WRITTEN PROBLEM =
Can you rewrite the lines from the first one through the line with "folder-icon xyxy=(64,64,78,75)", swapping "tree-connector-line" for "tree-branch-line" and keeping everything else the same?

Records from a data source =
======
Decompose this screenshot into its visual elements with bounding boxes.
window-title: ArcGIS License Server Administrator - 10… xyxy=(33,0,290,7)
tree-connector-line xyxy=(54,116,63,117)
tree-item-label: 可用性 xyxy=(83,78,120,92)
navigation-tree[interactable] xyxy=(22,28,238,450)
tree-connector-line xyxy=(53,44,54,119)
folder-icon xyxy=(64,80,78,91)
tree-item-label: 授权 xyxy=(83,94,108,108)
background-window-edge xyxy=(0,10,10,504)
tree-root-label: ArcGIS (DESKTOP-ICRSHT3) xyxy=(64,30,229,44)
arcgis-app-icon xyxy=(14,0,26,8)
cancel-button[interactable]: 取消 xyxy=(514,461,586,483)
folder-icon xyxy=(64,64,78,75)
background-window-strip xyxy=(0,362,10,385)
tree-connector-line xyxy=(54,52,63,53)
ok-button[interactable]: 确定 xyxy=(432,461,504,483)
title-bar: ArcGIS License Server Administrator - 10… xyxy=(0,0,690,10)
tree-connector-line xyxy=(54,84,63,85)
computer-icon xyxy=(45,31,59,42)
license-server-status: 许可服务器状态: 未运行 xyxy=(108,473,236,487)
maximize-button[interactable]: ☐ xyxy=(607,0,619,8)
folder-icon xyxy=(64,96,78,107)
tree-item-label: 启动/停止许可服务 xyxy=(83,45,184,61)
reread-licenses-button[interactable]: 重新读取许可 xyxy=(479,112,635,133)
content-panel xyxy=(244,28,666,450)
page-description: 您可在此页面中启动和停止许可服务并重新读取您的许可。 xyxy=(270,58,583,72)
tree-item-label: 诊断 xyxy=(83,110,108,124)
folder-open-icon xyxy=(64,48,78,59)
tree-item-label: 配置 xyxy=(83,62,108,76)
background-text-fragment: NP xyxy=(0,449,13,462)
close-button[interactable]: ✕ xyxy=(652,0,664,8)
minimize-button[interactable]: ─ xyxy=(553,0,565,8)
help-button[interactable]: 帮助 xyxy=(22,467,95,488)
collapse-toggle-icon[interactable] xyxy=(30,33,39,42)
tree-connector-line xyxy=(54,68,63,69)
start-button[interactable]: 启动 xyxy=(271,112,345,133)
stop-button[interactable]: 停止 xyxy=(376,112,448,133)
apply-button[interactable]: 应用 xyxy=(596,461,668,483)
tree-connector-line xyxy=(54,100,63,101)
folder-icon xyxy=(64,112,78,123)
======
REPLY TO THE EXERCISE =
Decompose this screenshot into its visual elements with bounding boxes.
window-title: ArcGIS License Server Administrator - 10… xyxy=(33,0,290,7)
tree-branch-line xyxy=(54,116,63,117)
tree-item-label: 可用性 xyxy=(83,78,120,92)
navigation-tree[interactable] xyxy=(22,28,238,450)
tree-branch-line xyxy=(53,44,54,119)
folder-icon xyxy=(64,80,78,91)
tree-item-label: 授权 xyxy=(83,94,108,108)
background-window-edge xyxy=(0,10,10,504)
tree-root-label: ArcGIS (DESKTOP-ICRSHT3) xyxy=(64,30,229,44)
arcgis-app-icon xyxy=(14,0,26,8)
cancel-button[interactable]: 取消 xyxy=(514,461,586,483)
folder-icon xyxy=(64,64,78,75)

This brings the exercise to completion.